GIVEN EXERCISE: Can you transcribe the data exactly? Leave the pictures out.

(Entries with figure data)
↓↓↓
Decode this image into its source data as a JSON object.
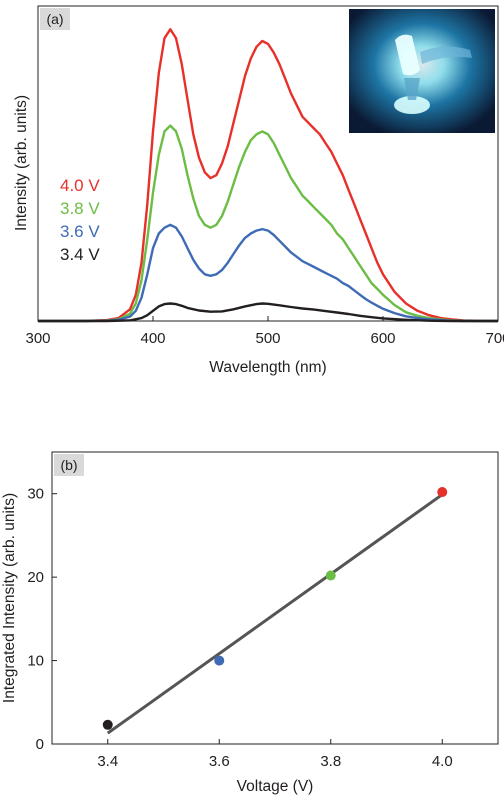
{
  "chart_data": [
    {
      "panel_label": "(a)",
      "type": "line",
      "xlabel": "Wavelength (nm)",
      "ylabel": "Intensity (arb. units)",
      "xlim": [
        300,
        700
      ],
      "ylim": [
        0,
        1.08
      ],
      "xticks": [
        300,
        400,
        500,
        600,
        700
      ],
      "y_tick_labels": false,
      "legend_position": "left-middle",
      "inset_image": "photo of glowing blue light-emitting device",
      "series": [
        {
          "name": "4.0 V",
          "color": "#e8302a",
          "x": [
            300,
            340,
            360,
            370,
            380,
            385,
            390,
            395,
            400,
            405,
            410,
            415,
            420,
            425,
            430,
            435,
            440,
            445,
            450,
            455,
            460,
            465,
            470,
            475,
            480,
            485,
            490,
            495,
            500,
            505,
            510,
            515,
            520,
            525,
            530,
            535,
            540,
            545,
            550,
            555,
            560,
            565,
            570,
            575,
            580,
            585,
            590,
            595,
            600,
            610,
            620,
            630,
            640,
            650,
            660,
            670,
            680,
            690,
            700
          ],
          "y": [
            0,
            0,
            0.003,
            0.01,
            0.04,
            0.09,
            0.2,
            0.4,
            0.65,
            0.85,
            0.97,
            1.0,
            0.97,
            0.88,
            0.76,
            0.64,
            0.56,
            0.51,
            0.49,
            0.5,
            0.54,
            0.6,
            0.68,
            0.76,
            0.84,
            0.9,
            0.94,
            0.96,
            0.95,
            0.92,
            0.88,
            0.83,
            0.78,
            0.74,
            0.7,
            0.68,
            0.66,
            0.64,
            0.61,
            0.58,
            0.54,
            0.5,
            0.45,
            0.4,
            0.35,
            0.3,
            0.25,
            0.2,
            0.16,
            0.1,
            0.06,
            0.035,
            0.02,
            0.01,
            0.005,
            0.002,
            0.001,
            0,
            0
          ]
        },
        {
          "name": "3.8 V",
          "color": "#6cbd45",
          "x": [
            300,
            340,
            360,
            370,
            380,
            385,
            390,
            395,
            400,
            405,
            410,
            415,
            420,
            425,
            430,
            435,
            440,
            445,
            450,
            455,
            460,
            465,
            470,
            475,
            480,
            485,
            490,
            495,
            500,
            505,
            510,
            515,
            520,
            525,
            530,
            535,
            540,
            545,
            550,
            555,
            560,
            565,
            570,
            575,
            580,
            585,
            590,
            595,
            600,
            610,
            620,
            630,
            640,
            650,
            660,
            670,
            680,
            690,
            700
          ],
          "y": [
            0,
            0,
            0.002,
            0.006,
            0.025,
            0.06,
            0.14,
            0.28,
            0.44,
            0.57,
            0.65,
            0.67,
            0.65,
            0.59,
            0.5,
            0.42,
            0.36,
            0.33,
            0.32,
            0.33,
            0.36,
            0.41,
            0.47,
            0.53,
            0.58,
            0.62,
            0.64,
            0.65,
            0.64,
            0.61,
            0.57,
            0.53,
            0.49,
            0.46,
            0.43,
            0.41,
            0.39,
            0.37,
            0.35,
            0.33,
            0.3,
            0.28,
            0.25,
            0.22,
            0.19,
            0.16,
            0.13,
            0.11,
            0.09,
            0.055,
            0.03,
            0.018,
            0.01,
            0.005,
            0.002,
            0.001,
            0,
            0,
            0
          ]
        },
        {
          "name": "3.6 V",
          "color": "#3f6bb5",
          "x": [
            300,
            340,
            360,
            370,
            380,
            385,
            390,
            395,
            400,
            405,
            410,
            415,
            420,
            425,
            430,
            435,
            440,
            445,
            450,
            455,
            460,
            465,
            470,
            475,
            480,
            485,
            490,
            495,
            500,
            505,
            510,
            515,
            520,
            525,
            530,
            535,
            540,
            545,
            550,
            555,
            560,
            565,
            570,
            575,
            580,
            585,
            590,
            595,
            600,
            610,
            620,
            630,
            640,
            650,
            660,
            670,
            680,
            690,
            700
          ],
          "y": [
            0,
            0,
            0.001,
            0.004,
            0.015,
            0.035,
            0.08,
            0.16,
            0.25,
            0.3,
            0.32,
            0.33,
            0.32,
            0.29,
            0.25,
            0.21,
            0.18,
            0.16,
            0.155,
            0.16,
            0.175,
            0.2,
            0.23,
            0.26,
            0.285,
            0.3,
            0.31,
            0.315,
            0.31,
            0.295,
            0.275,
            0.255,
            0.235,
            0.22,
            0.205,
            0.195,
            0.185,
            0.175,
            0.165,
            0.155,
            0.145,
            0.13,
            0.12,
            0.105,
            0.09,
            0.075,
            0.063,
            0.052,
            0.042,
            0.027,
            0.016,
            0.01,
            0.006,
            0.003,
            0.001,
            0,
            0,
            0,
            0
          ]
        },
        {
          "name": "3.4 V",
          "color": "#231f20",
          "x": [
            300,
            360,
            380,
            390,
            395,
            400,
            405,
            410,
            415,
            420,
            425,
            430,
            440,
            450,
            460,
            470,
            480,
            490,
            495,
            500,
            510,
            520,
            530,
            540,
            550,
            560,
            570,
            580,
            590,
            600,
            620,
            640,
            660,
            680,
            700
          ],
          "y": [
            0,
            0,
            0.002,
            0.01,
            0.02,
            0.035,
            0.05,
            0.058,
            0.06,
            0.058,
            0.052,
            0.045,
            0.036,
            0.032,
            0.033,
            0.04,
            0.05,
            0.058,
            0.06,
            0.059,
            0.054,
            0.048,
            0.043,
            0.039,
            0.034,
            0.029,
            0.024,
            0.018,
            0.013,
            0.009,
            0.004,
            0.001,
            0,
            0,
            0
          ]
        }
      ]
    },
    {
      "panel_label": "(b)",
      "type": "scatter",
      "xlabel": "Voltage (V)",
      "ylabel": "Integrated Intensity (arb. units)",
      "xlim": [
        3.3,
        4.1
      ],
      "ylim": [
        0,
        35
      ],
      "xticks": [
        3.4,
        3.6,
        3.8,
        4.0
      ],
      "xtick_labels": [
        "3.4",
        "3.6",
        "3.8",
        "4.0"
      ],
      "yticks": [
        0,
        10,
        20,
        30
      ],
      "points": [
        {
          "x": 3.4,
          "y": 2.3,
          "color": "#231f20"
        },
        {
          "x": 3.6,
          "y": 10.0,
          "color": "#3f6bb5"
        },
        {
          "x": 3.8,
          "y": 20.2,
          "color": "#6cbd45"
        },
        {
          "x": 4.0,
          "y": 30.2,
          "color": "#e8302a"
        }
      ],
      "fit_line": {
        "x": [
          3.4,
          4.0
        ],
        "y": [
          1.3,
          29.9
        ],
        "color": "#555555"
      }
    }
  ]
}
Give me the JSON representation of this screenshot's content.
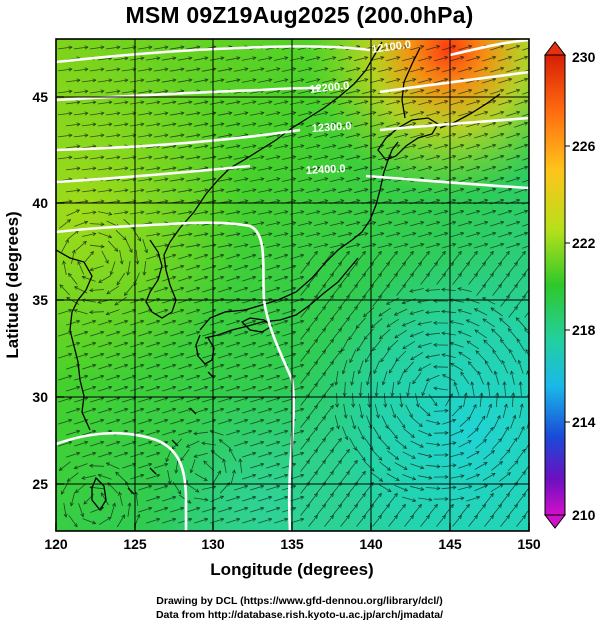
{
  "title": "MSM 09Z19Aug2025 (200.0hPa)",
  "map": {
    "type": "map",
    "lon_range": [
      120,
      150
    ],
    "lat_range": [
      22.5,
      48
    ],
    "x_ticks": [
      "120",
      "125",
      "130",
      "135",
      "140",
      "145",
      "150"
    ],
    "y_ticks": [
      "25",
      "30",
      "35",
      "40",
      "45"
    ],
    "xlabel": "Longitude (degrees)",
    "ylabel": "Latitude  (degrees)",
    "grid": true,
    "contour_labels": [
      "12100.0",
      "12200.0",
      "12300.0",
      "12400.0"
    ]
  },
  "colorbar": {
    "labels": [
      "230",
      "226",
      "222",
      "218",
      "214",
      "210"
    ]
  },
  "footer": {
    "line1": "Drawing by DCL (https://www.gfd-dennou.org/library/dcl/)",
    "line2": "Data from http://database.rish.kyoto-u.ac.jp/arch/jmadata/"
  }
}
↑↑↑
FINISHED ANSWER:
Decode this image into its source data as a JSON object.
{
  "chart_data": [
    {
      "panel_label": "(a)",
      "type": "line",
      "xlabel": "Wavelength (nm)",
      "ylabel": "Intensity (arb. units)",
      "xlim": [
        300,
        700
      ],
      "ylim": [
        0,
        1.08
      ],
      "xticks": [
        300,
        400,
        500,
        600,
        700
      ],
      "y_tick_labels": false,
      "legend_position": "left-middle",
      "inset_image": "photo of glowing blue light-emitting device",
      "series": [
        {
          "name": "4.0 V",
          "color": "#e8302a",
          "x": [
            300,
            340,
            360,
            370,
            380,
            385,
            390,
            395,
            400,
            405,
            410,
            415,
            420,
            425,
            430,
            435,
            440,
            445,
            450,
            455,
            460,
            465,
            470,
            475,
            480,
            485,
            490,
            495,
            500,
            505,
            510,
            515,
            520,
            525,
            530,
            535,
            540,
            545,
            550,
            555,
            560,
            565,
            570,
            575,
            580,
            585,
            590,
            595,
            600,
            610,
            620,
            630,
            640,
            650,
            660,
            670,
            680,
            690,
            700
          ],
          "y": [
            0,
            0,
            0.003,
            0.01,
            0.04,
            0.09,
            0.2,
            0.4,
            0.65,
            0.85,
            0.97,
            1.0,
            0.97,
            0.88,
            0.76,
            0.64,
            0.56,
            0.51,
            0.49,
            0.5,
            0.54,
            0.6,
            0.68,
            0.76,
            0.84,
            0.9,
            0.94,
            0.96,
            0.95,
            0.92,
            0.88,
            0.83,
            0.78,
            0.74,
            0.7,
            0.68,
            0.66,
            0.64,
            0.61,
            0.58,
            0.54,
            0.5,
            0.45,
            0.4,
            0.35,
            0.3,
            0.25,
            0.2,
            0.16,
            0.1,
            0.06,
            0.035,
            0.02,
            0.01,
            0.005,
            0.002,
            0.001,
            0,
            0
          ]
        },
        {
          "name": "3.8 V",
          "color": "#6cbd45",
          "x": [
            300,
            340,
            360,
            370,
            380,
            385,
            390,
            395,
            400,
            405,
            410,
            415,
            420,
            425,
            430,
            435,
            440,
            445,
            450,
            455,
            460,
            465,
            470,
            475,
            480,
            485,
            490,
            495,
            500,
            505,
            510,
            515,
            520,
            525,
            530,
            535,
            540,
            545,
            550,
            555,
            560,
            565,
            570,
            575,
            580,
            585,
            590,
            595,
            600,
            610,
            620,
            630,
            640,
            650,
            660,
            670,
            680,
            690,
            700
          ],
          "y": [
            0,
            0,
            0.002,
            0.006,
            0.025,
            0.06,
            0.14,
            0.28,
            0.44,
            0.57,
            0.65,
            0.67,
            0.65,
            0.59,
            0.5,
            0.42,
            0.36,
            0.33,
            0.32,
            0.33,
            0.36,
            0.41,
            0.47,
            0.53,
            0.58,
            0.62,
            0.64,
            0.65,
            0.64,
            0.61,
            0.57,
            0.53,
            0.49,
            0.46,
            0.43,
            0.41,
            0.39,
            0.37,
            0.35,
            0.33,
            0.3,
            0.28,
            0.25,
            0.22,
            0.19,
            0.16,
            0.13,
            0.11,
            0.09,
            0.055,
            0.03,
            0.018,
            0.01,
            0.005,
            0.002,
            0.001,
            0,
            0,
            0
          ]
        },
        {
          "name": "3.6 V",
          "color": "#3f6bb5",
          "x": [
            300,
            340,
            360,
            370,
            380,
            385,
            390,
            395,
            400,
            405,
            410,
            415,
            420,
            425,
            430,
            435,
            440,
            445,
            450,
            455,
            460,
            465,
            470,
            475,
            480,
            485,
            490,
            495,
            500,
            505,
            510,
            515,
            520,
            525,
            530,
            535,
            540,
            545,
            550,
            555,
            560,
            565,
            570,
            575,
            580,
            585,
            590,
            595,
            600,
            610,
            620,
            630,
            640,
            650,
            660,
            670,
            680,
            690,
            700
          ],
          "y": [
            0,
            0,
            0.001,
            0.004,
            0.015,
            0.035,
            0.08,
            0.16,
            0.25,
            0.3,
            0.32,
            0.33,
            0.32,
            0.29,
            0.25,
            0.21,
            0.18,
            0.16,
            0.155,
            0.16,
            0.175,
            0.2,
            0.23,
            0.26,
            0.285,
            0.3,
            0.31,
            0.315,
            0.31,
            0.295,
            0.275,
            0.255,
            0.235,
            0.22,
            0.205,
            0.195,
            0.185,
            0.175,
            0.165,
            0.155,
            0.145,
            0.13,
            0.12,
            0.105,
            0.09,
            0.075,
            0.063,
            0.052,
            0.042,
            0.027,
            0.016,
            0.01,
            0.006,
            0.003,
            0.001,
            0,
            0,
            0,
            0
          ]
        },
        {
          "name": "3.4 V",
          "color": "#231f20",
          "x": [
            300,
            360,
            380,
            390,
            395,
            400,
            405,
            410,
            415,
            420,
            425,
            430,
            440,
            450,
            460,
            470,
            480,
            490,
            495,
            500,
            510,
            520,
            530,
            540,
            550,
            560,
            570,
            580,
            590,
            600,
            620,
            640,
            660,
            680,
            700
          ],
          "y": [
            0,
            0,
            0.002,
            0.01,
            0.02,
            0.035,
            0.05,
            0.058,
            0.06,
            0.058,
            0.052,
            0.045,
            0.036,
            0.032,
            0.033,
            0.04,
            0.05,
            0.058,
            0.06,
            0.059,
            0.054,
            0.048,
            0.043,
            0.039,
            0.034,
            0.029,
            0.024,
            0.018,
            0.013,
            0.009,
            0.004,
            0.001,
            0,
            0,
            0
          ]
        }
      ]
    },
    {
      "panel_label": "(b)",
      "type": "scatter",
      "xlabel": "Voltage (V)",
      "ylabel": "Integrated Intensity (arb. units)",
      "xlim": [
        3.3,
        4.1
      ],
      "ylim": [
        0,
        35
      ],
      "xticks": [
        3.4,
        3.6,
        3.8,
        4.0
      ],
      "xtick_labels": [
        "3.4",
        "3.6",
        "3.8",
        "4.0"
      ],
      "yticks": [
        0,
        10,
        20,
        30
      ],
      "points": [
        {
          "x": 3.4,
          "y": 2.3,
          "color": "#231f20"
        },
        {
          "x": 3.6,
          "y": 10.0,
          "color": "#3f6bb5"
        },
        {
          "x": 3.8,
          "y": 20.2,
          "color": "#6cbd45"
        },
        {
          "x": 4.0,
          "y": 30.2,
          "color": "#e8302a"
        }
      ],
      "fit_line": {
        "x": [
          3.4,
          4.0
        ],
        "y": [
          1.3,
          29.9
        ],
        "color": "#555555"
      }
    }
  ]
}
Give me the JSON representation of this screenshot's content.
{
  "title": "MSM 09Z19Aug2025 (200.0hPa)",
  "map": {
    "type": "map",
    "lon_range": [
      120,
      150
    ],
    "lat_range": [
      22.5,
      48
    ],
    "x_ticks": [
      "120",
      "125",
      "130",
      "135",
      "140",
      "145",
      "150"
    ],
    "y_ticks": [
      "25",
      "30",
      "35",
      "40",
      "45"
    ],
    "xlabel": "Longitude (degrees)",
    "ylabel": "Latitude  (degrees)",
    "grid": true,
    "contour_labels": [
      "12100.0",
      "12200.0",
      "12300.0",
      "12400.0"
    ]
  },
  "colorbar": {
    "labels": [
      "230",
      "226",
      "222",
      "218",
      "214",
      "210"
    ]
  },
  "footer": {
    "line1": "Drawing by DCL (https://www.gfd-dennou.org/library/dcl/)",
    "line2": "Data from http://database.rish.kyoto-u.ac.jp/arch/jmadata/"
  }
}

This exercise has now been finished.